(Task instructions): Collect every line that includes the string "color".

(Excerpts from a figure dataset)
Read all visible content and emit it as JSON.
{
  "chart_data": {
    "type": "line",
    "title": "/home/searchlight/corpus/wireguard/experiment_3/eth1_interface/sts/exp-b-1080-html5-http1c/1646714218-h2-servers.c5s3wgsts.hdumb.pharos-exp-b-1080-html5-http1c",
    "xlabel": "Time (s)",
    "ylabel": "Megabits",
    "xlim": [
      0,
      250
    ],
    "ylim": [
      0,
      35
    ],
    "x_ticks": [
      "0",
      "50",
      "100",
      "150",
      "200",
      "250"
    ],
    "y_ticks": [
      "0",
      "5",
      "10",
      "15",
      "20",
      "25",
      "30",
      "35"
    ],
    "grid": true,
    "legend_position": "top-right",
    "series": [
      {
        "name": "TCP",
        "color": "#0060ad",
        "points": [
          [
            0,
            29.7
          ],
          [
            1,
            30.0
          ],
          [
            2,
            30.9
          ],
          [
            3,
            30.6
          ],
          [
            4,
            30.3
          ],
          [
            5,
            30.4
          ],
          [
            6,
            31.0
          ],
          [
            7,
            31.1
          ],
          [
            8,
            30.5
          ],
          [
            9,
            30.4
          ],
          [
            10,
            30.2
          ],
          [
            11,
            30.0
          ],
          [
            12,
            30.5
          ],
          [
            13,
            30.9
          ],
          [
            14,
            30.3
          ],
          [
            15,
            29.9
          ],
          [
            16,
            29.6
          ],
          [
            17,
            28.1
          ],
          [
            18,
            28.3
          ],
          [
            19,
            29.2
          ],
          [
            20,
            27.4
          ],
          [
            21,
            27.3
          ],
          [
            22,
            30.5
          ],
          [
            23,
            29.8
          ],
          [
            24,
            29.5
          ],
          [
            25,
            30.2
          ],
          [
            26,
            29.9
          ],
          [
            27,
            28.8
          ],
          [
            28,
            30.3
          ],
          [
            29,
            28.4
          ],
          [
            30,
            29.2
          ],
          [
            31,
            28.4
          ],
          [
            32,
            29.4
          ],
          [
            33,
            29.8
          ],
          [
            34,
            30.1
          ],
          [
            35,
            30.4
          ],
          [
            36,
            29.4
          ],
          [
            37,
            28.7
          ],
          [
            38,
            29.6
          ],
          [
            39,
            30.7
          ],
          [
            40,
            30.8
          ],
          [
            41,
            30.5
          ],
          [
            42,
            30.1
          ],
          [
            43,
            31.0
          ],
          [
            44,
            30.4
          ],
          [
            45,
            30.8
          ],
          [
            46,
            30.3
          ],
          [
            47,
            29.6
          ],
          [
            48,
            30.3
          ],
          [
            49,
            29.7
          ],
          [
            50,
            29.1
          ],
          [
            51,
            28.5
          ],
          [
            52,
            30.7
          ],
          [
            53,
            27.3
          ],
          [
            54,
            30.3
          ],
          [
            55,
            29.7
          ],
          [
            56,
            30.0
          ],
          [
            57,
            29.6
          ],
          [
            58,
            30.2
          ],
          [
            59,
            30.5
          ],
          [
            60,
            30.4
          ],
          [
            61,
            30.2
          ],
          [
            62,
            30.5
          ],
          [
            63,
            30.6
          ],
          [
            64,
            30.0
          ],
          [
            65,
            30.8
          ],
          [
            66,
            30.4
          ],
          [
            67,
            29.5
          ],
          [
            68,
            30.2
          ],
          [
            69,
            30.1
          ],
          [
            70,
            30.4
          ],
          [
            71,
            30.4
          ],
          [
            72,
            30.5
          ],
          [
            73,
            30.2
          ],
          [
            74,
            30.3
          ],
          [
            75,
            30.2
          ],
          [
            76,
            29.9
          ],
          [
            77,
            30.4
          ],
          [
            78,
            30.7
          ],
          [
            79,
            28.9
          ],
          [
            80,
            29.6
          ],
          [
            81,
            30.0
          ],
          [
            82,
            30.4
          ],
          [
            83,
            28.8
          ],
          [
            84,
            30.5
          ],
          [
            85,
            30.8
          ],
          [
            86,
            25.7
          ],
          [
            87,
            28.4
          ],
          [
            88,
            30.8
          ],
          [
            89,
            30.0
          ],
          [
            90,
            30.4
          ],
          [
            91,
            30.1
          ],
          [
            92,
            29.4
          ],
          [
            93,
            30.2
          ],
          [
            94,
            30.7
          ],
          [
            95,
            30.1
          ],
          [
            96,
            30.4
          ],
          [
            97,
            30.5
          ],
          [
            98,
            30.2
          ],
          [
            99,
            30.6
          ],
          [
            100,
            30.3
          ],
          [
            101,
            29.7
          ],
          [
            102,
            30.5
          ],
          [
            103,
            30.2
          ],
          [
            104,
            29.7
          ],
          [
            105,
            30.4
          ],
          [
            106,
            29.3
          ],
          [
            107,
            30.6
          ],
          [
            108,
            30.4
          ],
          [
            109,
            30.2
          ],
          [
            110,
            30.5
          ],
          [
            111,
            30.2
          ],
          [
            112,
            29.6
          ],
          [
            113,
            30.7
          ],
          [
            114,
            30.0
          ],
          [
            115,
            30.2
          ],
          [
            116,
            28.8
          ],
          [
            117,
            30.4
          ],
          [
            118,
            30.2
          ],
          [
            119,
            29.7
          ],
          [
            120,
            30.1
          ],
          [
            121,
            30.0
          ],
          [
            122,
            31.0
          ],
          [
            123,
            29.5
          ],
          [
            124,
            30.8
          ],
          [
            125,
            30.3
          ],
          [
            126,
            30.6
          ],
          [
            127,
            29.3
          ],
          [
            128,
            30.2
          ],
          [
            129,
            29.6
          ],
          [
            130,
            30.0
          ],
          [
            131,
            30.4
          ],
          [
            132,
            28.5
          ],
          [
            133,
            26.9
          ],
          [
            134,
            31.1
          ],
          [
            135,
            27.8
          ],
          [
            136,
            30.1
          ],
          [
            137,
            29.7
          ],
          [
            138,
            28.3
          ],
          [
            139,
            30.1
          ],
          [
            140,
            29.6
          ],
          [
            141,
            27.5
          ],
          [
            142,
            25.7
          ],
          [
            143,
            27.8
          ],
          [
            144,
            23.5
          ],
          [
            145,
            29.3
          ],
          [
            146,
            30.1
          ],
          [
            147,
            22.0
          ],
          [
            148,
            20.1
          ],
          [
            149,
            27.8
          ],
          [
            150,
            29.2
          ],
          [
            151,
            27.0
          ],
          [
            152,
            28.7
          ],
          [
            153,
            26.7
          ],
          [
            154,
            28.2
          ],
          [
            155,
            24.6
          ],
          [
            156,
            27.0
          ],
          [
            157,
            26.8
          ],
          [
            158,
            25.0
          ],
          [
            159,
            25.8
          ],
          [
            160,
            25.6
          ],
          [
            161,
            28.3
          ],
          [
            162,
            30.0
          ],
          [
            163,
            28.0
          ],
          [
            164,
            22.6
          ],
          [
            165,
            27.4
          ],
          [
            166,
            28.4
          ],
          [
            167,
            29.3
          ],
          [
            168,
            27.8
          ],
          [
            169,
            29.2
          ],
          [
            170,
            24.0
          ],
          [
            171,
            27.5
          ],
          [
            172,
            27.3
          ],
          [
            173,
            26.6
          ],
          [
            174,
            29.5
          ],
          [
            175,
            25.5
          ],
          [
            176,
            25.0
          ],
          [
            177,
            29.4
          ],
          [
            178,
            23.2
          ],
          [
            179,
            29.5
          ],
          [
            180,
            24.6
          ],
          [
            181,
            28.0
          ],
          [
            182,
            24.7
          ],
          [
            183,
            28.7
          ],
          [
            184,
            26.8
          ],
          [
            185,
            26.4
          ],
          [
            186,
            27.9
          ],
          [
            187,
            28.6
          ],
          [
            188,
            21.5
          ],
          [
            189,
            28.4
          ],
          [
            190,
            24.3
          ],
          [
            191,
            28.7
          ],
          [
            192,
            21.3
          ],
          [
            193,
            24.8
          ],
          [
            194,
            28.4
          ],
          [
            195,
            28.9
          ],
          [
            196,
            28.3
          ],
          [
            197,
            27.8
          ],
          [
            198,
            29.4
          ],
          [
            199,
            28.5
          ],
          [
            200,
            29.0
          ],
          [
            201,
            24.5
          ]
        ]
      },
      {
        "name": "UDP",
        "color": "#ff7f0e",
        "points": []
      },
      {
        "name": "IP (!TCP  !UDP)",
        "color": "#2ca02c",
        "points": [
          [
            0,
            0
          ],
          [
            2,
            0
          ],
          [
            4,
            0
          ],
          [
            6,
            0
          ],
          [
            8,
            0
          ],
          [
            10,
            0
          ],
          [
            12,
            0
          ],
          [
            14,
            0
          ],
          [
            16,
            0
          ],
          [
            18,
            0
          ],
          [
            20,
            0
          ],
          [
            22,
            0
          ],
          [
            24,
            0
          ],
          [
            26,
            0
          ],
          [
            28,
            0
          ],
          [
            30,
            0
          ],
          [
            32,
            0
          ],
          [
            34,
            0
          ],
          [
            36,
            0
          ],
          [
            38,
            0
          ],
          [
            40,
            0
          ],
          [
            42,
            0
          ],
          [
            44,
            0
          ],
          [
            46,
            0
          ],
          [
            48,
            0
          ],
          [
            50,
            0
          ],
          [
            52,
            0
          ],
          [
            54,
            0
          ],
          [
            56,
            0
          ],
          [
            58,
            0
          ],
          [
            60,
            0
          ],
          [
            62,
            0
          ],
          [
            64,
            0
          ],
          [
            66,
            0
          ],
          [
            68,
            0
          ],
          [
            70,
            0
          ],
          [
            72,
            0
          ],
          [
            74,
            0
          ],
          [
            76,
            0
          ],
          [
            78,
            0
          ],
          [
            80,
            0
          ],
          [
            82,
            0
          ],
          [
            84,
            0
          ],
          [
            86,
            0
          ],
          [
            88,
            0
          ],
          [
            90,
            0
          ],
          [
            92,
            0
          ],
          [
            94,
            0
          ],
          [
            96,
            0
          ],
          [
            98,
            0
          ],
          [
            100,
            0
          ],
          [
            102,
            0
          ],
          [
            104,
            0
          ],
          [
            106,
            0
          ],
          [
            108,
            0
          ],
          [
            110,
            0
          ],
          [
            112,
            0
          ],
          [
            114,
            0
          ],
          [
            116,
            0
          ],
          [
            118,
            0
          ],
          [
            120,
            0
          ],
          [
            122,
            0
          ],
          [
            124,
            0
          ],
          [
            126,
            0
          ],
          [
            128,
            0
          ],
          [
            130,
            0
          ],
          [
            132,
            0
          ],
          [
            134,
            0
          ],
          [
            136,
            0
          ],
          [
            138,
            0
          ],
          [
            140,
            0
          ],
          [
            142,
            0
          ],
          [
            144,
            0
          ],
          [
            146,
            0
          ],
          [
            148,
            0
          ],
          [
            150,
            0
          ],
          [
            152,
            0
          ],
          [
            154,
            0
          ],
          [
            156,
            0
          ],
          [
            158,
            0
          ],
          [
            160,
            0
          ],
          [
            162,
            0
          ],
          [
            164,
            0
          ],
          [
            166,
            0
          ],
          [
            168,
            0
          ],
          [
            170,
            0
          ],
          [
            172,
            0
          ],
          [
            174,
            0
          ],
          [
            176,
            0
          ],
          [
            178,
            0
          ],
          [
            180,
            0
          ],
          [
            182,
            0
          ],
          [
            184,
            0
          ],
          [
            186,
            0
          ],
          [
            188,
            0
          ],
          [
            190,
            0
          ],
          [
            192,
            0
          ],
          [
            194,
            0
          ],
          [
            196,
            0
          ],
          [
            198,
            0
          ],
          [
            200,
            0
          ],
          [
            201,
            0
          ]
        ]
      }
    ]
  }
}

(Task result):
        "color": "#0060ad",
        "color": "#ff7f0e",
        "color": "#2ca02c",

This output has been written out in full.